Element location listings:
· · ·
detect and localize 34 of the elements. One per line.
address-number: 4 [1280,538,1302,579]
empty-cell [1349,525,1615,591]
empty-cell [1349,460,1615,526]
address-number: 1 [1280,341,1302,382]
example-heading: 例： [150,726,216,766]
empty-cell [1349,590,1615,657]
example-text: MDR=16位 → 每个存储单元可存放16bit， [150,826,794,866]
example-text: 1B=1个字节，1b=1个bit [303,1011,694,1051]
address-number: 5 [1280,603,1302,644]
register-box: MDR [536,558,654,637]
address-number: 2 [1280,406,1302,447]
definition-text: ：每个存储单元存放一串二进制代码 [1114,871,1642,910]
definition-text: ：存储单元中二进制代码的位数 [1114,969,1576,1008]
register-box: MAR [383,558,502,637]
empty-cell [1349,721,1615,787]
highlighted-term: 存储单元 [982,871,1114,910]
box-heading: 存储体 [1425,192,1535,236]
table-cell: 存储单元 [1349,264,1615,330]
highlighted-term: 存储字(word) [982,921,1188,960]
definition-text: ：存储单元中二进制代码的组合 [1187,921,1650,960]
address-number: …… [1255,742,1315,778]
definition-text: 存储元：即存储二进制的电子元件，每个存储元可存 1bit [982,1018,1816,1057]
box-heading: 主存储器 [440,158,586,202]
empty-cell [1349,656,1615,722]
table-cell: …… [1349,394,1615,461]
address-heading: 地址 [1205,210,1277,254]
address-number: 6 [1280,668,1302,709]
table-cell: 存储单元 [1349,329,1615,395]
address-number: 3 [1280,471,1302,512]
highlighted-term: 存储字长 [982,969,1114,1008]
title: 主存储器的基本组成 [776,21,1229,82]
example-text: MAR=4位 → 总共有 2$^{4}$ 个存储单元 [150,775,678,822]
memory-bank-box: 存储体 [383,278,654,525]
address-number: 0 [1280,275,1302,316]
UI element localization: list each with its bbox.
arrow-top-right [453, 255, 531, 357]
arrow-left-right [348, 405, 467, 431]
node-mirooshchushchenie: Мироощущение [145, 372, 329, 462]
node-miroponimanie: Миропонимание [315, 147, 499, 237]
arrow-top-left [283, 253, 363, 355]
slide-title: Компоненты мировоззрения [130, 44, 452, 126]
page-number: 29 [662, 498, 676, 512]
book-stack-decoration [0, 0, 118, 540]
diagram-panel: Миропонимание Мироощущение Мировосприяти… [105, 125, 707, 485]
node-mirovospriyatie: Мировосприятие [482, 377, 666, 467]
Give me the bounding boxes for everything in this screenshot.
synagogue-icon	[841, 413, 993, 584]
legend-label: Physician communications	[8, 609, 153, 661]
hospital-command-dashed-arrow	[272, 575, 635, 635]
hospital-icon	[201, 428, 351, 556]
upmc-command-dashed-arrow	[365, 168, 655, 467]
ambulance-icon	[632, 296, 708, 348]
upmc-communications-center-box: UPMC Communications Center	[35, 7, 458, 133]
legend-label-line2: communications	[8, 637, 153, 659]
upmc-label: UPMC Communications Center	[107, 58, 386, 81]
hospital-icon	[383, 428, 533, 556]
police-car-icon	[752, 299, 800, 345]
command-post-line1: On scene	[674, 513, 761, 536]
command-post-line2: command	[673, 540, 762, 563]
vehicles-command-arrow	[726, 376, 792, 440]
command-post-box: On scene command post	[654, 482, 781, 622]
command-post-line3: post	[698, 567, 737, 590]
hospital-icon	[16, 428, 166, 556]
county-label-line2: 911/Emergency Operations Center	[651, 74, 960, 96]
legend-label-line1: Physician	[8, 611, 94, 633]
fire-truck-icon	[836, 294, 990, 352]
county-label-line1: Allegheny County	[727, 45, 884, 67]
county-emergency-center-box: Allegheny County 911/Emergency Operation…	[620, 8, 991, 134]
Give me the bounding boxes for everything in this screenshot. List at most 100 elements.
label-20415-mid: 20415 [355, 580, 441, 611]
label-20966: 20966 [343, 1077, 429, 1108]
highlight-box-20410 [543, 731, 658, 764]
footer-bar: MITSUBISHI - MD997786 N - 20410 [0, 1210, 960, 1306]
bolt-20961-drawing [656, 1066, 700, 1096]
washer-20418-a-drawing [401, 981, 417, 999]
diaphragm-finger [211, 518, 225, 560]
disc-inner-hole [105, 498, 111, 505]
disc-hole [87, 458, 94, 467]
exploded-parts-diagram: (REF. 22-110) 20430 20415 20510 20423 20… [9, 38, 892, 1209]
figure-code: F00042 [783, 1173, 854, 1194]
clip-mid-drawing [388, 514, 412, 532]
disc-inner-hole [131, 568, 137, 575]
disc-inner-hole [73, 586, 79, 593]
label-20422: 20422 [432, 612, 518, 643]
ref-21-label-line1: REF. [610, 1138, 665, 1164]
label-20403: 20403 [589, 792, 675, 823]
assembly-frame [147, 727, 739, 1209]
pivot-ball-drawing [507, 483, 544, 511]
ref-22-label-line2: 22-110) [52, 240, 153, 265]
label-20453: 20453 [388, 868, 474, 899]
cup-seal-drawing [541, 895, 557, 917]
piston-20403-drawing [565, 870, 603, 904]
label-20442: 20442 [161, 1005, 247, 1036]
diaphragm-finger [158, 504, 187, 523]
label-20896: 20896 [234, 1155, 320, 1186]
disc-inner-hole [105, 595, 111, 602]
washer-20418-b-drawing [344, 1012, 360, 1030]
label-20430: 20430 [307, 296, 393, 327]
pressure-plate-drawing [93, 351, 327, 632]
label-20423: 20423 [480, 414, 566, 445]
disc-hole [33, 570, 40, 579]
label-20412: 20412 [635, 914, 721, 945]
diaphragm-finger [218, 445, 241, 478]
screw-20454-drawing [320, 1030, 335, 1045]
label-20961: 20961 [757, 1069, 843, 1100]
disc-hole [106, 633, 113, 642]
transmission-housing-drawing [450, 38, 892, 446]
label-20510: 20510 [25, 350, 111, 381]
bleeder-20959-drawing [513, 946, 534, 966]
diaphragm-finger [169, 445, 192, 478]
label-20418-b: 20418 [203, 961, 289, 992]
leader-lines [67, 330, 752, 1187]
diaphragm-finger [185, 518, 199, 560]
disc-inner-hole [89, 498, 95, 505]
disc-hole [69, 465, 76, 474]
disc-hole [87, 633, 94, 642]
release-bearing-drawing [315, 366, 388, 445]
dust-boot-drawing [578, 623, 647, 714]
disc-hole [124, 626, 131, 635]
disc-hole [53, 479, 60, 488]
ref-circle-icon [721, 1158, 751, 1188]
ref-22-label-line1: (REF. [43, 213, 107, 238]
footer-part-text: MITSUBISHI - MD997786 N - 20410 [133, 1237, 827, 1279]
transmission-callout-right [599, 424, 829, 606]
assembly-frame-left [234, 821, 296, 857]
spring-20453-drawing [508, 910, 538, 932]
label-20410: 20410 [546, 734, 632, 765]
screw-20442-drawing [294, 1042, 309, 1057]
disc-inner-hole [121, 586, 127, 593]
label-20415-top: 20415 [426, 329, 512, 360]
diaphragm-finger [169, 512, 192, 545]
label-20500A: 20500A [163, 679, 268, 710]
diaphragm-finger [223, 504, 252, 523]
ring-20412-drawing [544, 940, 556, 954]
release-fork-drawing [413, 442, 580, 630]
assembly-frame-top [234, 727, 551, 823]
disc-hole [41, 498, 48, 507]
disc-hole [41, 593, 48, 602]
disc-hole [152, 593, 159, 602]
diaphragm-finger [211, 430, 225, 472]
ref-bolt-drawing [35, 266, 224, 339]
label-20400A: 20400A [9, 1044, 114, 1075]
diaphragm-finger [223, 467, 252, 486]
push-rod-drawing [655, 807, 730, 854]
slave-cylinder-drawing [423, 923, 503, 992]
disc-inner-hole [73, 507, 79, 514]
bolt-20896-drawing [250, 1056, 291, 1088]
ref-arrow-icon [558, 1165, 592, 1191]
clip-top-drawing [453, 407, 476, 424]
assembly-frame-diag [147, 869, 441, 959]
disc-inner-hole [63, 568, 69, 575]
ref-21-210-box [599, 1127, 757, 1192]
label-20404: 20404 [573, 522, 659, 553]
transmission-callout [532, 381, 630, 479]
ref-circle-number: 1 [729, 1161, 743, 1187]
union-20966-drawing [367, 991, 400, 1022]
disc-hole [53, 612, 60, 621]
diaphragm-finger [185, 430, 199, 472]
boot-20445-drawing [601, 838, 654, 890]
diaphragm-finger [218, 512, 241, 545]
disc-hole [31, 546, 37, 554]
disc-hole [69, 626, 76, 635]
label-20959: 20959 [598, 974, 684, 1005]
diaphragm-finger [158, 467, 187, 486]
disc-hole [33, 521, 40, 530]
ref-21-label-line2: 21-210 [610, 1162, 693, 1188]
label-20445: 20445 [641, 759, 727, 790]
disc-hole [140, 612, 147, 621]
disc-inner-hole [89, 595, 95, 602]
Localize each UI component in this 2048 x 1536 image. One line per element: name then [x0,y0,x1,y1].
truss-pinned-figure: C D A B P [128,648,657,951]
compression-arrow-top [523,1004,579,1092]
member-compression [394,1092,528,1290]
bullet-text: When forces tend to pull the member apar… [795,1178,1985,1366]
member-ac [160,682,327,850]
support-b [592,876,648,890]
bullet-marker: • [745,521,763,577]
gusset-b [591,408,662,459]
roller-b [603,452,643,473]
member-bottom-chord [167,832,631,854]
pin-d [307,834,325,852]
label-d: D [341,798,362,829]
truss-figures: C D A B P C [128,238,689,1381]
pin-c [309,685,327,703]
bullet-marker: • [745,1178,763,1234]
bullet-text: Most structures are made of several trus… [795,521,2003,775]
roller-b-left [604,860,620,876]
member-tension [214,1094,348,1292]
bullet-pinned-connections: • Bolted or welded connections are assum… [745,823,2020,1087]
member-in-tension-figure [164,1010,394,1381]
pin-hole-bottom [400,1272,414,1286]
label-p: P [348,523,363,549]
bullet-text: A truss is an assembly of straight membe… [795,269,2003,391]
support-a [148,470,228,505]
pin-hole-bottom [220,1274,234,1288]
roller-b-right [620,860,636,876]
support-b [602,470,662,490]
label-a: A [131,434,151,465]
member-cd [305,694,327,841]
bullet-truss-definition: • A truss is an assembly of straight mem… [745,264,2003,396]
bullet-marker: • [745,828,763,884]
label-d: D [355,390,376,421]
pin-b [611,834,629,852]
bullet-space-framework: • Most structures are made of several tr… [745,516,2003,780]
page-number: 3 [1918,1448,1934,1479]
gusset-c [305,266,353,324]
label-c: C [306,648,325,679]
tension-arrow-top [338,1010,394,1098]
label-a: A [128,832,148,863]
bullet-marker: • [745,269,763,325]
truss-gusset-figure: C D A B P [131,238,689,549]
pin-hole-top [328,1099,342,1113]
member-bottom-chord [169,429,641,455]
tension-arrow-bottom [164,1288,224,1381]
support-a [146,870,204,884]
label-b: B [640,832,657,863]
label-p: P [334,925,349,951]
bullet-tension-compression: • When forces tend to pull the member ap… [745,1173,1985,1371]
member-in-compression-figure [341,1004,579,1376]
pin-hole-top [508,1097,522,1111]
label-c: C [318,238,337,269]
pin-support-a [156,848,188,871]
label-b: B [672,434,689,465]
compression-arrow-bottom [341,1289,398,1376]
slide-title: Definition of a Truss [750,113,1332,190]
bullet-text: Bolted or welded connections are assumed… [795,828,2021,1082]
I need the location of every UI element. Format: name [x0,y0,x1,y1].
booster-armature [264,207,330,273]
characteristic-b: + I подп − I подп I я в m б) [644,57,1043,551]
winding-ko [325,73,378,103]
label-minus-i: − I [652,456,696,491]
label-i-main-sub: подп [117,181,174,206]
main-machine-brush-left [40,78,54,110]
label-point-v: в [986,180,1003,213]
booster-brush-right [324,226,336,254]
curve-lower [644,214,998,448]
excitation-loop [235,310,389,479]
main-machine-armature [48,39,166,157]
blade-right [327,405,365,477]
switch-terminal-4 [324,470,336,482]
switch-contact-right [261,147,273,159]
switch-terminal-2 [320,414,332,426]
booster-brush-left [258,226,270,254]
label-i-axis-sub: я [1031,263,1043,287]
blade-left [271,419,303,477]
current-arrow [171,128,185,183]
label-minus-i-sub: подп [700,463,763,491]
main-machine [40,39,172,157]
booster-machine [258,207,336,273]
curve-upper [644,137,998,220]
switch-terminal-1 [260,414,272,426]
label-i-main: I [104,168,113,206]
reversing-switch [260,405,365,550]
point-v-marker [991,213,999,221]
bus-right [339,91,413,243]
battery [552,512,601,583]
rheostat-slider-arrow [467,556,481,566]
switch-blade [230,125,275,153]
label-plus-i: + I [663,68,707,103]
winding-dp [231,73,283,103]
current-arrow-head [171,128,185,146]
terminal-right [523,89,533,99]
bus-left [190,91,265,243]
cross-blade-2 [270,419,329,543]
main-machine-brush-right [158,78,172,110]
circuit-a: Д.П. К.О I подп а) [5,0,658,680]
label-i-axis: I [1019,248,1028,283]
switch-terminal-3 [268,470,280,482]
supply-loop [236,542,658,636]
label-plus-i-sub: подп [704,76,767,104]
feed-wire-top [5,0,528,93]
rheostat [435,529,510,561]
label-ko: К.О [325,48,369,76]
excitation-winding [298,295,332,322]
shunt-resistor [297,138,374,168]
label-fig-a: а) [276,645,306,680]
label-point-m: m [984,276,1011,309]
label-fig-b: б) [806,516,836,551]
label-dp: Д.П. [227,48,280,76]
· · ·
(WRITTEN REQUEST)
Quote the lines above verbatim, starting from the first line of the listings and ending with the line that contains "node-mirovospriyatie: Мировосприятие [482, 377, 666, 467]", including both of those lines.

(RESULT OF THE TASK)
detect and localize 34 of the elements. One per line.
address-number: 4 [1280,538,1302,579]
empty-cell [1349,525,1615,591]
empty-cell [1349,460,1615,526]
address-number: 1 [1280,341,1302,382]
example-heading: 例： [150,726,216,766]
empty-cell [1349,590,1615,657]
example-text: MDR=16位 → 每个存储单元可存放16bit， [150,826,794,866]
example-text: 1B=1个字节，1b=1个bit [303,1011,694,1051]
address-number: 5 [1280,603,1302,644]
register-box: MDR [536,558,654,637]
address-number: 2 [1280,406,1302,447]
definition-text: ：每个存储单元存放一串二进制代码 [1114,871,1642,910]
definition-text: ：存储单元中二进制代码的位数 [1114,969,1576,1008]
register-box: MAR [383,558,502,637]
empty-cell [1349,721,1615,787]
highlighted-term: 存储单元 [982,871,1114,910]
box-heading: 存储体 [1425,192,1535,236]
table-cell: 存储单元 [1349,264,1615,330]
highlighted-term: 存储字(word) [982,921,1188,960]
definition-text: ：存储单元中二进制代码的组合 [1187,921,1650,960]
address-number: …… [1255,742,1315,778]
definition-text: 存储元：即存储二进制的电子元件，每个存储元可存 1bit [982,1018,1816,1057]
box-heading: 主存储器 [440,158,586,202]
empty-cell [1349,656,1615,722]
table-cell: …… [1349,394,1615,461]
address-heading: 地址 [1205,210,1277,254]
address-number: 6 [1280,668,1302,709]
table-cell: 存储单元 [1349,329,1615,395]
address-number: 3 [1280,471,1302,512]
highlighted-term: 存储字长 [982,969,1114,1008]
title: 主存储器的基本组成 [776,21,1229,82]
example-text: MAR=4位 → 总共有 2$^{4}$ 个存储单元 [150,775,678,822]
memory-bank-box: 存储体 [383,278,654,525]
address-number: 0 [1280,275,1302,316]
UI element localization: list each with its bbox.
arrow-top-right [453, 255, 531, 357]
arrow-left-right [348, 405, 467, 431]
node-mirooshchushchenie: Мироощущение [145, 372, 329, 462]
node-miroponimanie: Миропонимание [315, 147, 499, 237]
arrow-top-left [283, 253, 363, 355]
slide-title: Компоненты мировоззрения [130, 44, 452, 126]
page-number: 29 [662, 498, 676, 512]
book-stack-decoration [0, 0, 118, 540]
diagram-panel: Миропонимание Мироощущение Мировосприяти… [105, 125, 707, 485]
node-mirovospriyatie: Мировосприятие [482, 377, 666, 467]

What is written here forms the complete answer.